__Supplied entries__
* Begin *

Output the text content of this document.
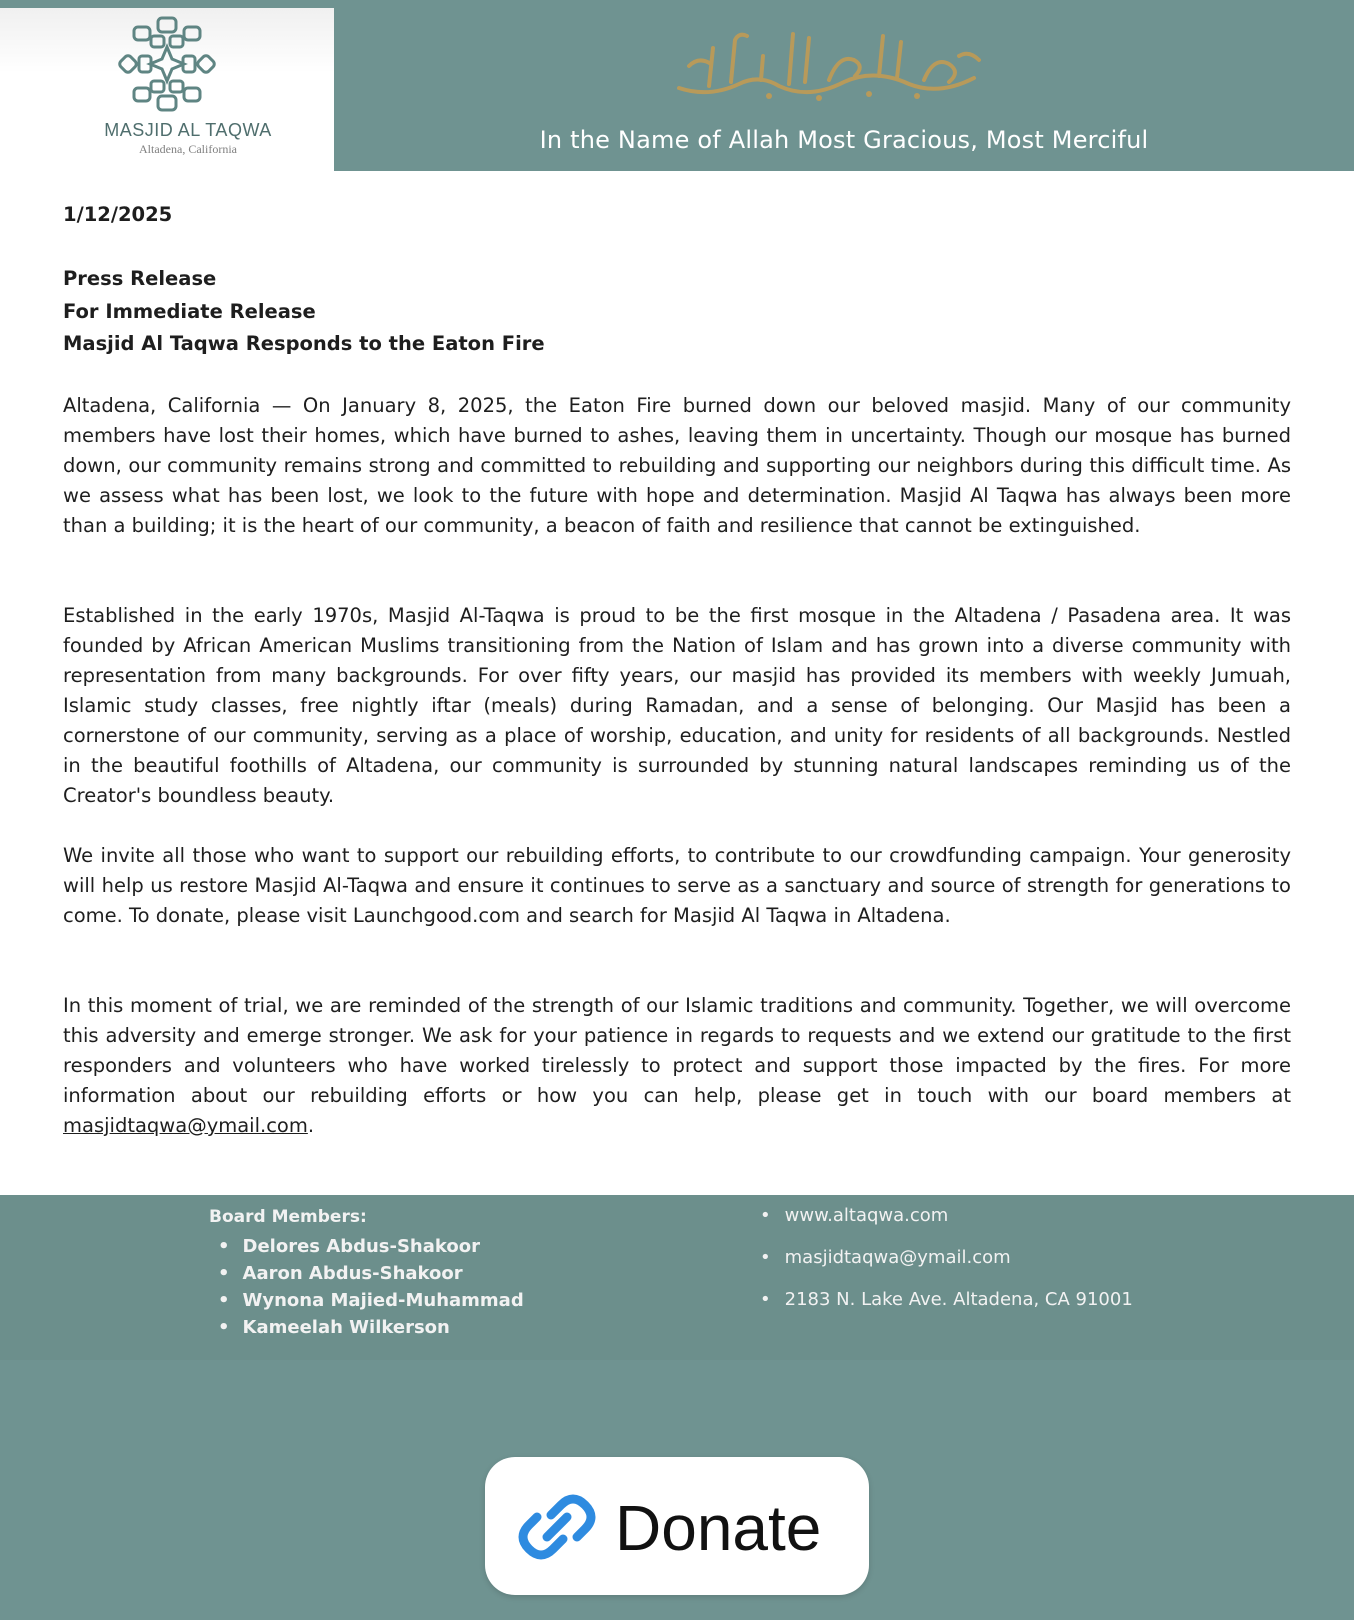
MASJID AL TAQWA
Altadena, California	In the Name of Allah Most Gracious, Most Merciful
1/12/2025
Press Release
For Immediate Release
Masjid Al Taqwa Responds to the Eaton Fire
Altadena, California — On January 8, 2025, the Eaton Fire burned down our beloved masjid. Many of our community members have lost their homes, which have burned to ashes, leaving them in uncertainty. Though our mosque has burned down, our community remains strong and committed to rebuilding and supporting our neighbors during this difficult time. As we assess what has been lost, we look to the future with hope and determination. Masjid Al Taqwa has always been more than a building; it is the heart of our community, a beacon of faith and resilience that cannot be extinguished.
Established in the early 1970s, Masjid Al-Taqwa is proud to be the first mosque in the Altadena / Pasadena area. It was founded by African American Muslims transitioning from the Nation of Islam and has grown into a diverse community with representation from many backgrounds. For over fifty years, our masjid has provided its members with weekly Jumuah, Islamic study classes, free nightly iftar (meals) during Ramadan, and a sense of belonging. Our Masjid has been a cornerstone of our community, serving as a place of worship, education, and unity for residents of all backgrounds. Nestled in the beautiful foothills of Altadena, our community is surrounded by stunning natural landscapes reminding us of the Creator's boundless beauty.
We invite all those who want to support our rebuilding efforts, to contribute to our crowdfunding campaign. Your generosity will help us restore Masjid Al-Taqwa and ensure it continues to serve as a sanctuary and source of strength for generations to come. To donate, please visit Launchgood.com and search for Masjid Al Taqwa in Altadena.
In this moment of trial, we are reminded of the strength of our Islamic traditions and community. Together, we will overcome this adversity and emerge stronger. We ask for your patience in regards to requests and we extend our gratitude to the first responders and volunteers who have worked tirelessly to protect and support those impacted by the fires. For more information about our rebuilding efforts or how you can help, please get in touch with our board members at masjidtaqwa@ymail.com.
Board Members:
• Delores Abdus-Shakoor
• Aaron Abdus-Shakoor
• Wynona Majied-Muhammad
• Kameelah Wilkerson
• www.altaqwa.com
• masjidtaqwa@ymail.com
• 2183 N. Lake Ave. Altadena, CA 91001
Donate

* End *

__What is being asked__
Collect the lines that hold "strength".

__Answer to the exercise__
We invite all those who want to support our rebuilding efforts, to contribute to our crowdfunding campaign. Your generosity will help us restore Masjid Al-Taqwa and ensure it continues to serve as a sanctuary and source of strength for generations to come. To donate, please visit Launchgood.com and search for Masjid Al Taqwa in Altadena.
In this moment of trial, we are reminded of the strength of our Islamic traditions and community. Together, we will overcome this adversity and emerge stronger. We ask for your patience in regards to requests and we extend our gratitude to the first responders and volunteers who have worked tirelessly to protect and support those impacted by the fires. For more information about our rebuilding efforts or how you can help, please get in touch with our board members at masjidtaqwa@ymail.com.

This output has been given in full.